→ **STORED RECORDS**
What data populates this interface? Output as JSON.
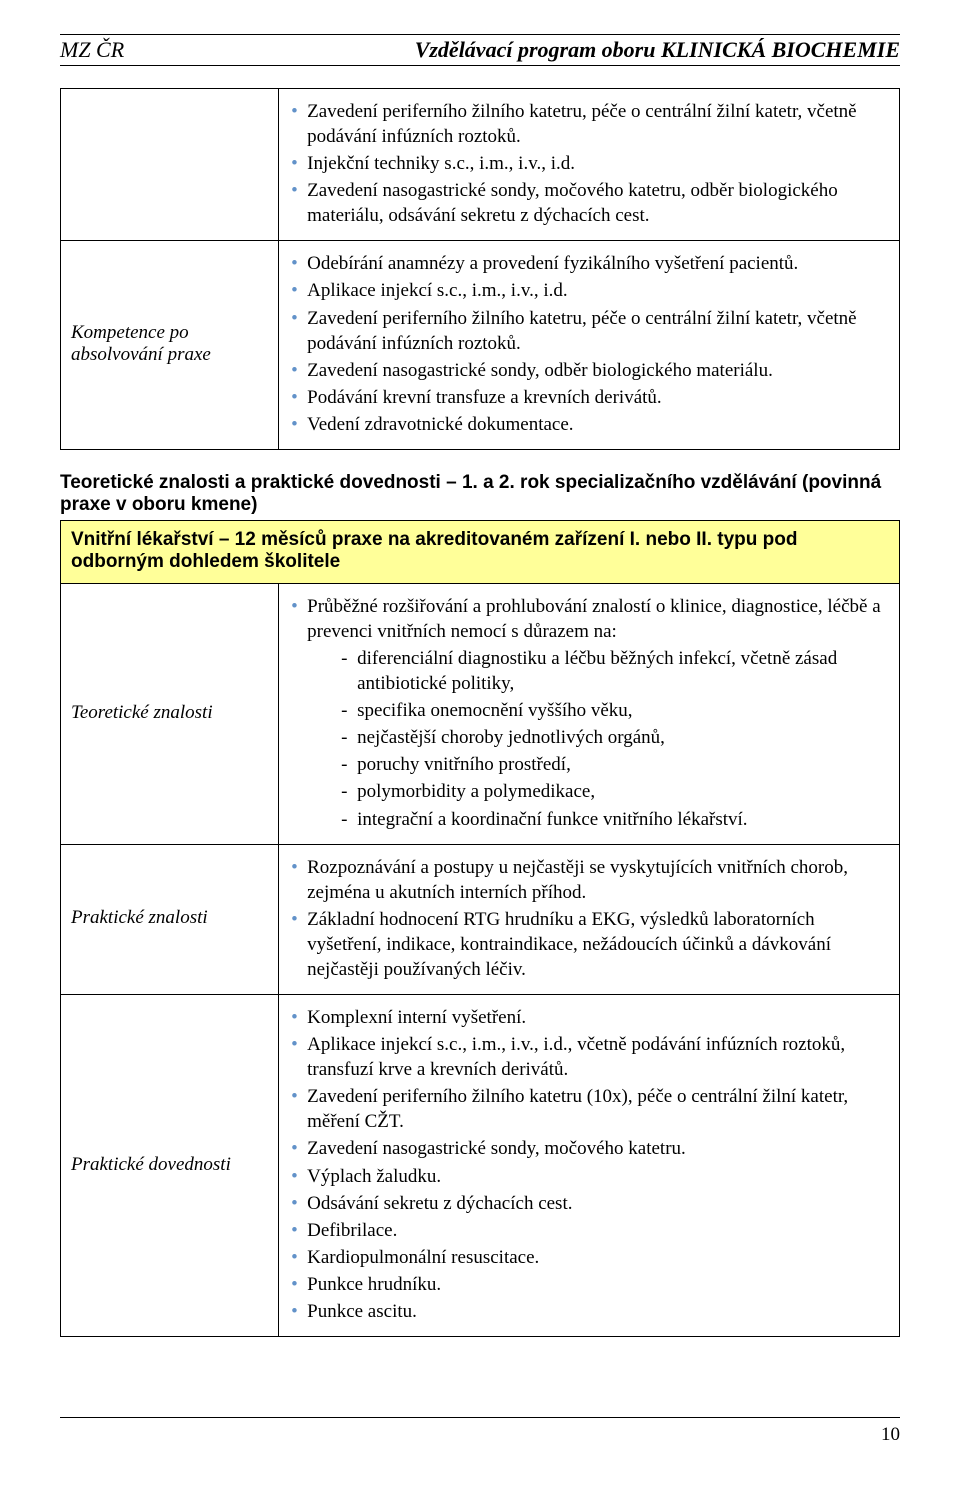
{
  "header": {
    "left": "MZ ČR",
    "right": "Vzdělávací program oboru KLINICKÁ BIOCHEMIE"
  },
  "table1": {
    "row1_bullets": [
      "Zavedení periferního žilního katetru, péče o centrální žilní katetr, včetně podávání infúzních roztoků.",
      "Injekční techniky s.c., i.m., i.v., i.d.",
      "Zavedení nasogastrické sondy, močového katetru, odběr biologického materiálu, odsávání sekretu z dýchacích cest."
    ],
    "row2_label": "Kompetence po absolvování praxe",
    "row2_bullets": [
      "Odebírání anamnézy a provedení fyzikálního vyšetření pacientů.",
      "Aplikace injekcí s.c., i.m., i.v., i.d.",
      "Zavedení periferního žilního katetru, péče o centrální žilní katetr, včetně podávání infúzních roztoků.",
      "Zavedení nasogastrické sondy, odběr biologického materiálu.",
      "Podávání krevní transfuze a krevních derivátů.",
      "Vedení zdravotnické dokumentace."
    ]
  },
  "section_heading": "Teoretické znalosti a praktické dovednosti – 1. a 2. rok specializačního vzdělávání (povinná praxe v oboru kmene)",
  "highlight": "Vnitřní lékařství – 12 měsíců praxe na akreditovaném zařízení I. nebo II. typu pod odborným dohledem školitele",
  "table2": {
    "row1_label": "Teoretické znalosti",
    "row1_intro": "Průběžné rozšiřování a prohlubování znalostí o klinice, diagnostice, léčbě a prevenci vnitřních nemocí s důrazem na:",
    "row1_dashes": [
      "diferenciální diagnostiku a léčbu běžných infekcí, včetně zásad antibiotické politiky,",
      "specifika onemocnění vyššího věku,",
      "nejčastější choroby jednotlivých orgánů,",
      "poruchy vnitřního prostředí,",
      "polymorbidity a polymedikace,",
      "integrační a koordinační funkce vnitřního lékařství."
    ],
    "row2_label": "Praktické znalosti",
    "row2_bullets": [
      "Rozpoznávání a postupy u nejčastěji se vyskytujících vnitřních chorob, zejména u akutních interních příhod.",
      "Základní hodnocení RTG hrudníku a EKG, výsledků laboratorních vyšetření, indikace, kontraindikace, nežádoucích účinků a dávkování nejčastěji používaných léčiv."
    ],
    "row3_label": "Praktické dovednosti",
    "row3_bullets": [
      "Komplexní interní vyšetření.",
      "Aplikace injekcí s.c., i.m., i.v., i.d., včetně podávání infúzních roztoků, transfuzí krve a krevních derivátů.",
      "Zavedení periferního žilního katetru (10x), péče o centrální žilní katetr, měření CŽT.",
      "Zavedení nasogastrické sondy, močového katetru.",
      "Výplach žaludku.",
      "Odsávání sekretu z dýchacích cest.",
      "Defibrilace.",
      "Kardiopulmonální resuscitace.",
      "Punkce hrudníku.",
      "Punkce ascitu."
    ]
  },
  "page_number": "10"
}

→ **REQUIREMENT**
Examine the data above and state how many of its lines contain the word "hrudníku", with no further remarks.

→ **REPLY TO THE EXERCISE**
2